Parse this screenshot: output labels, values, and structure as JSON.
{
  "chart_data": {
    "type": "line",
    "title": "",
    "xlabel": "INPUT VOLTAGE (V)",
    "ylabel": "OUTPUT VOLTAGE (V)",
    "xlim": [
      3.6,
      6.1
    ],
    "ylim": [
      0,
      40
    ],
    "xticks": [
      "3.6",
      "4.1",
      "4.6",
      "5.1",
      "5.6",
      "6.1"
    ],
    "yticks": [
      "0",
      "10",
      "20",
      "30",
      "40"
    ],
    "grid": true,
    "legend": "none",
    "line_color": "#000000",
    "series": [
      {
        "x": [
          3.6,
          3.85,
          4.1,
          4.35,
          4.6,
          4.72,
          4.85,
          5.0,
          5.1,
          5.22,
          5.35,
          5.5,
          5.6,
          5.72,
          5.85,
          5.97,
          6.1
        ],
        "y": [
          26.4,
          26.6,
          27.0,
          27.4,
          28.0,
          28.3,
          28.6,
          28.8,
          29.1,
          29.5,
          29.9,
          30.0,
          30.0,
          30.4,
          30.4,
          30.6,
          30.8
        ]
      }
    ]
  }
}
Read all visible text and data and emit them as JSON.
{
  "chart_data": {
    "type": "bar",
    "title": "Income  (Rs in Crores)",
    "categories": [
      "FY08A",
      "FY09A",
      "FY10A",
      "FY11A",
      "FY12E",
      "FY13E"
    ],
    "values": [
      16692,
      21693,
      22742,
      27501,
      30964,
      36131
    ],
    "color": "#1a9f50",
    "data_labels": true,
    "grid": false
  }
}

══════════

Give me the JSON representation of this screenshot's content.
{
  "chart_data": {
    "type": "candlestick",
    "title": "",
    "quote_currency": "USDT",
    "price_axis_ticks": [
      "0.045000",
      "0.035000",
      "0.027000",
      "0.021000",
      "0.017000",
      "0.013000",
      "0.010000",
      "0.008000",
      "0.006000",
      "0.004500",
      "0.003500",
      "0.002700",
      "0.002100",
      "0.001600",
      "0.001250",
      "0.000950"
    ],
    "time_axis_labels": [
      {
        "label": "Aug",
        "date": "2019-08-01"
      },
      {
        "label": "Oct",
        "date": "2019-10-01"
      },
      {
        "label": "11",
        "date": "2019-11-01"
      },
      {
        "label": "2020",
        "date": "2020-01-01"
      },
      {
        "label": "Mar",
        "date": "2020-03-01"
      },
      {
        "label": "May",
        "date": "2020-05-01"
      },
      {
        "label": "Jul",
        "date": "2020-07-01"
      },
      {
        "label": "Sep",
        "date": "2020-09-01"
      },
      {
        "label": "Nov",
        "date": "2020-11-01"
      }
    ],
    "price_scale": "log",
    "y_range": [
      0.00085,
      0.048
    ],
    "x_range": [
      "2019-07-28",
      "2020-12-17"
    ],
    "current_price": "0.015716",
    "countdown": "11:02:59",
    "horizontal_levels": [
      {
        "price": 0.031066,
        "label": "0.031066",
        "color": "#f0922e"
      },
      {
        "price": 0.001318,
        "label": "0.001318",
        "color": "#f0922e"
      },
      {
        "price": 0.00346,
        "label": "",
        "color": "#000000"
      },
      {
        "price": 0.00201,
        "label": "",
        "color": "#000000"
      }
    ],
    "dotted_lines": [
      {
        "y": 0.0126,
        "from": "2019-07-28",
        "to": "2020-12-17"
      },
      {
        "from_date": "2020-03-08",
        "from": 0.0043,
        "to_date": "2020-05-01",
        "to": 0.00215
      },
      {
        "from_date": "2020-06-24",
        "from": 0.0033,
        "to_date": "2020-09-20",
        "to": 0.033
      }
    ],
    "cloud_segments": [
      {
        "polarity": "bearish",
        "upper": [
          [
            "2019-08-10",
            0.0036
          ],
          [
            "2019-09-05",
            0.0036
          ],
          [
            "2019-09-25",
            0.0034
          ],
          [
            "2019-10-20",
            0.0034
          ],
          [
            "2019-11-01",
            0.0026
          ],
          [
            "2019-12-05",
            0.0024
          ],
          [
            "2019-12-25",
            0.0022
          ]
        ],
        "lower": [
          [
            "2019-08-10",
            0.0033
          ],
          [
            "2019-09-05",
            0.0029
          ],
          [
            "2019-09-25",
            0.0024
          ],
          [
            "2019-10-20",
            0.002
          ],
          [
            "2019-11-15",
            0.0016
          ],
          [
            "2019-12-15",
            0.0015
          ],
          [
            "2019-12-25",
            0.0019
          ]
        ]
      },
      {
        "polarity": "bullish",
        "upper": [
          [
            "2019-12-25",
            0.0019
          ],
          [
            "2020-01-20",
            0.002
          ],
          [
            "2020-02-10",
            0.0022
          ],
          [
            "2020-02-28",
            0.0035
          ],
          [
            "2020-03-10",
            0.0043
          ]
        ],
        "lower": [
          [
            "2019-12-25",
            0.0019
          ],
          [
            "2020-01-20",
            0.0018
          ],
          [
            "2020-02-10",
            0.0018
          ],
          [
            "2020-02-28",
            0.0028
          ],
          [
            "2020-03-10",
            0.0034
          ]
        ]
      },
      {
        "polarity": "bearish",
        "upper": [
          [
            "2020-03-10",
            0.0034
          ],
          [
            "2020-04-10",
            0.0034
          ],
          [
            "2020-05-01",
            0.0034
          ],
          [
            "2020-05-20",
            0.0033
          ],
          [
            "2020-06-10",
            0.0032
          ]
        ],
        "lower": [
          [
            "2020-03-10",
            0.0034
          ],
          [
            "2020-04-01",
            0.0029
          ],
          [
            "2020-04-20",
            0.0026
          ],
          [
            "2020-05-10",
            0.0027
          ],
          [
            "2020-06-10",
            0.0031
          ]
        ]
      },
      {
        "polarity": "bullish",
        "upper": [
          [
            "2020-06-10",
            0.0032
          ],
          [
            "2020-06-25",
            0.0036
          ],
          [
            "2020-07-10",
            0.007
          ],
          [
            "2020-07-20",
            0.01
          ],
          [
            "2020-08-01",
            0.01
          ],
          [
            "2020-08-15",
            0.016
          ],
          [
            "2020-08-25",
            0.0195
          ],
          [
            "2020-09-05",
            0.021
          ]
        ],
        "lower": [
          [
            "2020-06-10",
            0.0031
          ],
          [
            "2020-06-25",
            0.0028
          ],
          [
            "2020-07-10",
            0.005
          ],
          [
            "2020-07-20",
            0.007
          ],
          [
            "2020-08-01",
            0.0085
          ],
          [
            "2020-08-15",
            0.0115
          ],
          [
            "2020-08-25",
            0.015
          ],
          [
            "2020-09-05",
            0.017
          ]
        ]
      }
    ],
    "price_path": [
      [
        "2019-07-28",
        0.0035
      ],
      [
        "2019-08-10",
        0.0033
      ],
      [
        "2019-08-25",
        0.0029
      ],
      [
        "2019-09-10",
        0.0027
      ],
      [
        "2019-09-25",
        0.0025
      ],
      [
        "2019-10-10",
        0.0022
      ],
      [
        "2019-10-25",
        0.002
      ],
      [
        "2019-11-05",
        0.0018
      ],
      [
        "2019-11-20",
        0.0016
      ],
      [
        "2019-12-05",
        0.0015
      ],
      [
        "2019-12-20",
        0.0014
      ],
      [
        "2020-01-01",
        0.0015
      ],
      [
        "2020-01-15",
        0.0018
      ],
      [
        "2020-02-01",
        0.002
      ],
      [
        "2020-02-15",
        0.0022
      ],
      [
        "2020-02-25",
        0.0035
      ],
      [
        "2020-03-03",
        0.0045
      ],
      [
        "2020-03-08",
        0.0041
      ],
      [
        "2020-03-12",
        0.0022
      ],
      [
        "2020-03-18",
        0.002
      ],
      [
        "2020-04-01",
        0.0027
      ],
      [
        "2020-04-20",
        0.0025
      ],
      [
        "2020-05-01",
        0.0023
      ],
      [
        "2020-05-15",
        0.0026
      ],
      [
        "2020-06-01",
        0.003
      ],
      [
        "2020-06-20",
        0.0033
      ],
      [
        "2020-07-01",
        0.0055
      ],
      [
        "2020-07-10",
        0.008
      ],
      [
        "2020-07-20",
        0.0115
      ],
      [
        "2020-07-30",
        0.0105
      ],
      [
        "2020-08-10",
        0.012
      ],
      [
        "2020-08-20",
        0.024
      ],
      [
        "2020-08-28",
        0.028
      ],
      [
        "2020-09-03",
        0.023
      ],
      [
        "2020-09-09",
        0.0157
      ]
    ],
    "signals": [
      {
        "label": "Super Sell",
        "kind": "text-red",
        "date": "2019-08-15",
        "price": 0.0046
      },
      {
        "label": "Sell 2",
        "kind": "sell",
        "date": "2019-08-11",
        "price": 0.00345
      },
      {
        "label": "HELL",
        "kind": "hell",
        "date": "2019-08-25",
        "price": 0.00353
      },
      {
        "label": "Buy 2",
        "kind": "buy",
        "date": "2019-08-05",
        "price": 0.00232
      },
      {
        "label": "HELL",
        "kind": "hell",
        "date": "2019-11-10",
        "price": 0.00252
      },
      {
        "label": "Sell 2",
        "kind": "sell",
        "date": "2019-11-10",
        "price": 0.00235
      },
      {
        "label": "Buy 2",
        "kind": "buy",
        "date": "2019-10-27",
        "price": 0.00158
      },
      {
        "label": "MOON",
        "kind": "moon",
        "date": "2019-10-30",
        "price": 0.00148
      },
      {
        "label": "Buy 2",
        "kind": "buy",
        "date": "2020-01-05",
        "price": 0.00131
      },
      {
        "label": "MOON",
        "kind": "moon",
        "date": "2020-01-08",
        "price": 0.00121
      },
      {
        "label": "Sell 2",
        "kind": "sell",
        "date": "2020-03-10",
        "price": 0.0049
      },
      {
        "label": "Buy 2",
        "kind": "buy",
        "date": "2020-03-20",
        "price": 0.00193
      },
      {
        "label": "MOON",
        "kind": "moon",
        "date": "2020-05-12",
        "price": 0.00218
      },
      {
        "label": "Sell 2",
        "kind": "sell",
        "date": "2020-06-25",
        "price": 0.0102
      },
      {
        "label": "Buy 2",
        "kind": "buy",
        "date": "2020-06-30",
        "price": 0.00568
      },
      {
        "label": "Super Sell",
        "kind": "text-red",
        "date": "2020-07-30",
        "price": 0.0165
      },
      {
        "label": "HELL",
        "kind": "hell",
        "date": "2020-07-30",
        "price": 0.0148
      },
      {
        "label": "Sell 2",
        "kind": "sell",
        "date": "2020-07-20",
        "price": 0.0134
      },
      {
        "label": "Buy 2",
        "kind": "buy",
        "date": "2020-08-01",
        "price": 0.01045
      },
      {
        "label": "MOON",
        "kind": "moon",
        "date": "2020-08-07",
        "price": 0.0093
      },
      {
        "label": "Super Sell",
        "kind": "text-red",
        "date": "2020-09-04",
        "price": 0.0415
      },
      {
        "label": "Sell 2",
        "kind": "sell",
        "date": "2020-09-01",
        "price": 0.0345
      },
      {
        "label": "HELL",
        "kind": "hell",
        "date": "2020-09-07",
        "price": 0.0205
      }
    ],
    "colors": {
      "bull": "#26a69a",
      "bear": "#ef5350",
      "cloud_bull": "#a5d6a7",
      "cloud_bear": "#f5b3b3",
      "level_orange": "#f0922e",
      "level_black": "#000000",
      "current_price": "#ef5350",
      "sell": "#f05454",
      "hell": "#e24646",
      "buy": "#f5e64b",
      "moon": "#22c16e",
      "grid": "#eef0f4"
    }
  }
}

══════════

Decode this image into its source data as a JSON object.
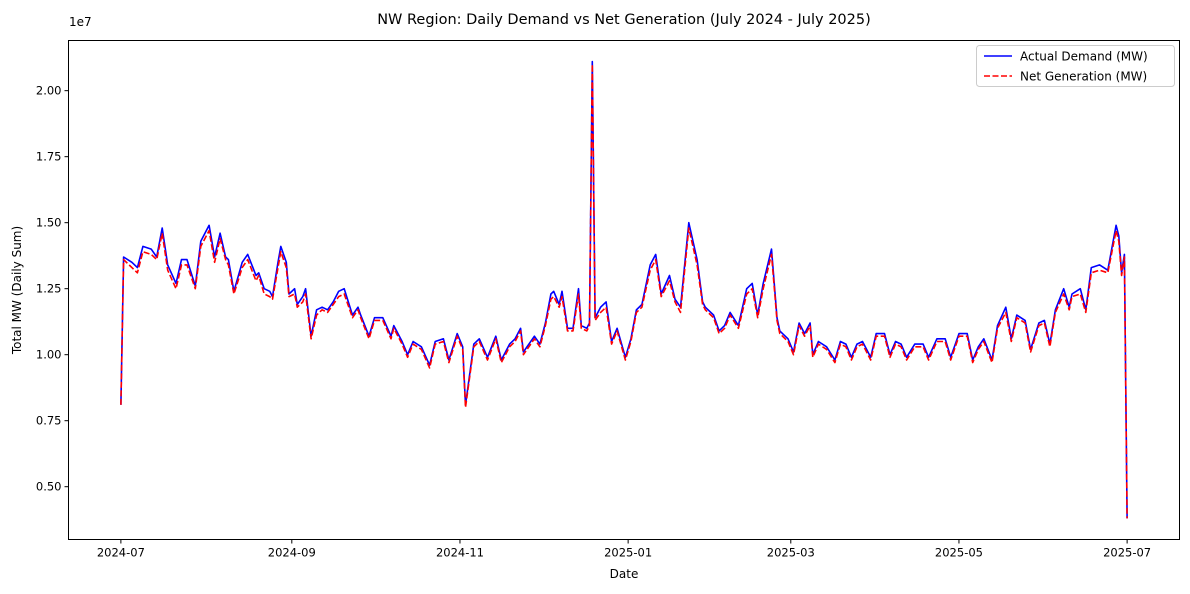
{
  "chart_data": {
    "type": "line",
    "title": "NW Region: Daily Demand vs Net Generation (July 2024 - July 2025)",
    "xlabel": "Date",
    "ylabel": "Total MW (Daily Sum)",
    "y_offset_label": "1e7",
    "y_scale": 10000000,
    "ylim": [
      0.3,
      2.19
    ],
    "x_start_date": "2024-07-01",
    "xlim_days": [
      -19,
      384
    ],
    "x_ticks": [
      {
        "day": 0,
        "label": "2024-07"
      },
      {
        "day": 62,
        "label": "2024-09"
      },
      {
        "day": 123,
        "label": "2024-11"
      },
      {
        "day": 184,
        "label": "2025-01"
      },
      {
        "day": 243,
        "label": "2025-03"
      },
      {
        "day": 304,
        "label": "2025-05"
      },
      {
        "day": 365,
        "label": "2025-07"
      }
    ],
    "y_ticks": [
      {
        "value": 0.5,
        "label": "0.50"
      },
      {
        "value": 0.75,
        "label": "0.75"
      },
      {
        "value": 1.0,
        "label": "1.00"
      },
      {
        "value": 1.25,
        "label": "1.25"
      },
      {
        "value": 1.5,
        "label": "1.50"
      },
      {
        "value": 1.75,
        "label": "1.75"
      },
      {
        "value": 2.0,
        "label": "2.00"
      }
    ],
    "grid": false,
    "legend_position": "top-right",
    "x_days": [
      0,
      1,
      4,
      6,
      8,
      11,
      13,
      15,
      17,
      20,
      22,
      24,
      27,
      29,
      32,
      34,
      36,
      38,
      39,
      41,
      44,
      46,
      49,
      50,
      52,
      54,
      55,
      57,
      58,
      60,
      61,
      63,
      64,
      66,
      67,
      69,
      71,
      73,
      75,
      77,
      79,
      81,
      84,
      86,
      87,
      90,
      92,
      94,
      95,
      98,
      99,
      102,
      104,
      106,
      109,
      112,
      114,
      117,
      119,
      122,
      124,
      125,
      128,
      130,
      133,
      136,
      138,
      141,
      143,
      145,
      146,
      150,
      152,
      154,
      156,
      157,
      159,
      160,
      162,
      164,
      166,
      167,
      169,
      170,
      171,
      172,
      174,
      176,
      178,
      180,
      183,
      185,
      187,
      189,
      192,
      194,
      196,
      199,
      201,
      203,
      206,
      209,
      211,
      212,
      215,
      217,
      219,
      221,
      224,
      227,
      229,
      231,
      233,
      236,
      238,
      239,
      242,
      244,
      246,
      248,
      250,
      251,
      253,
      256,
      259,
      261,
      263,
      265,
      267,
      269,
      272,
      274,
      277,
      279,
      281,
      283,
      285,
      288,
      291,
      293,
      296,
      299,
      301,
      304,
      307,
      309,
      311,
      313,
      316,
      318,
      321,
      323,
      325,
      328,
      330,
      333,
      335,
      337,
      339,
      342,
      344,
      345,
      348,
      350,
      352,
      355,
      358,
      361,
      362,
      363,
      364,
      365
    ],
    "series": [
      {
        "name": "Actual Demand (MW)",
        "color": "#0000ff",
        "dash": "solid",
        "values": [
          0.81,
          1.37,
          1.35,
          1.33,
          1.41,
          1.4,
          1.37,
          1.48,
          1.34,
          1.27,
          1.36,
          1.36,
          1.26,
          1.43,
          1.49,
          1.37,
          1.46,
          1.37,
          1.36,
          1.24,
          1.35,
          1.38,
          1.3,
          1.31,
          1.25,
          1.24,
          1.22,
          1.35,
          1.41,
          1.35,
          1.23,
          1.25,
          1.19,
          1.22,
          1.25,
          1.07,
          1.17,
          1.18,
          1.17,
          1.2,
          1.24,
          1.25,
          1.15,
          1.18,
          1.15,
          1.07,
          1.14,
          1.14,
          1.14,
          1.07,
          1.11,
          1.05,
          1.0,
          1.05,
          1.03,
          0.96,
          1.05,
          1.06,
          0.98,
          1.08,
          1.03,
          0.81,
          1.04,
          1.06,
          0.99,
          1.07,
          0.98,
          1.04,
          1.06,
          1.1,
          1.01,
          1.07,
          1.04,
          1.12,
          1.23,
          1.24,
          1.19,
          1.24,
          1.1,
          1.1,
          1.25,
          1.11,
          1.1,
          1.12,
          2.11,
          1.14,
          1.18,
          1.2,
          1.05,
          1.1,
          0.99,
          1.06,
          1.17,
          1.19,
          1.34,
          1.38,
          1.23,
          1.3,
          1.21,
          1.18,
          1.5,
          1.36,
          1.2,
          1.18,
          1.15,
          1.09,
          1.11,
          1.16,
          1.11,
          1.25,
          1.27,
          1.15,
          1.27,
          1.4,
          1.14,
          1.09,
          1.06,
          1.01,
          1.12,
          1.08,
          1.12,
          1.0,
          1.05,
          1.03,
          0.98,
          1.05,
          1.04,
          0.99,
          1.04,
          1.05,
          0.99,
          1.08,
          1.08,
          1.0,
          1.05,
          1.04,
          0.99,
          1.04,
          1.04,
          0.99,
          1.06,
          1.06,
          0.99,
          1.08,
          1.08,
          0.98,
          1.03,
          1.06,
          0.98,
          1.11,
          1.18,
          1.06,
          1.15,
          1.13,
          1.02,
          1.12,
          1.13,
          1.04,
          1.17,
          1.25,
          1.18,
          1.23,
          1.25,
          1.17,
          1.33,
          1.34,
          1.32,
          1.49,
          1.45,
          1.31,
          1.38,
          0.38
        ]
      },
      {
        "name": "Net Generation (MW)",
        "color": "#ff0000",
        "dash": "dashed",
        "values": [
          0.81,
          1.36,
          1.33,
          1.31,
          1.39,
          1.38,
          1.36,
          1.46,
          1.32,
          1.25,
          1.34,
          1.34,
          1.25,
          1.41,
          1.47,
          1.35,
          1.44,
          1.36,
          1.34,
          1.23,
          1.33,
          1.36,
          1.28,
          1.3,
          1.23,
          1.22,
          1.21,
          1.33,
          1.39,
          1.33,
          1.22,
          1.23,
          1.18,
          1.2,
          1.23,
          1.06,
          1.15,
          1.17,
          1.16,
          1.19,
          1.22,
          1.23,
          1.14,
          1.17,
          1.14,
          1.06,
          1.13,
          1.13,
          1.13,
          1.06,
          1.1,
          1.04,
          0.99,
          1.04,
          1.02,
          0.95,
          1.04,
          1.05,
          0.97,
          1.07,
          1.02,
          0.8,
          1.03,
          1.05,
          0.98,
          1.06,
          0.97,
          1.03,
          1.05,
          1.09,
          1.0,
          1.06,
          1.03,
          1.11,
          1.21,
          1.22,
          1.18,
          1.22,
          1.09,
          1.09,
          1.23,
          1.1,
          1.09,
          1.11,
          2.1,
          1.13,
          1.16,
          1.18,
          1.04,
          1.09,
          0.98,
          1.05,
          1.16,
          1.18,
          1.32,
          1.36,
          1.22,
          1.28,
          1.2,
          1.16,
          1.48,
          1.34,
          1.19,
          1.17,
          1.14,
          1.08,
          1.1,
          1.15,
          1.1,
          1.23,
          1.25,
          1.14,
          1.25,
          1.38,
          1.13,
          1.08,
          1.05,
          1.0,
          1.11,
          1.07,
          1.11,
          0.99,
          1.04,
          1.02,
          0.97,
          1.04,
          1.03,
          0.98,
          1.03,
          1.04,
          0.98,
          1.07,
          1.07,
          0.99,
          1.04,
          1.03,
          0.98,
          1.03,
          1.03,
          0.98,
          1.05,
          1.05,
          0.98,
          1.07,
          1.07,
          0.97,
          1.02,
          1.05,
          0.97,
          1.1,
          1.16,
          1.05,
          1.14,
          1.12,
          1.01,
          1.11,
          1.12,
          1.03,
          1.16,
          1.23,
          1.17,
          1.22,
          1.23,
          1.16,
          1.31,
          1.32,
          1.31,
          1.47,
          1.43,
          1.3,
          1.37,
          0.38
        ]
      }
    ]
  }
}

══════════

• [Written instruction]: Your answer should be a single number: the count of lines containing the word "Daily".

• [Task response]: 2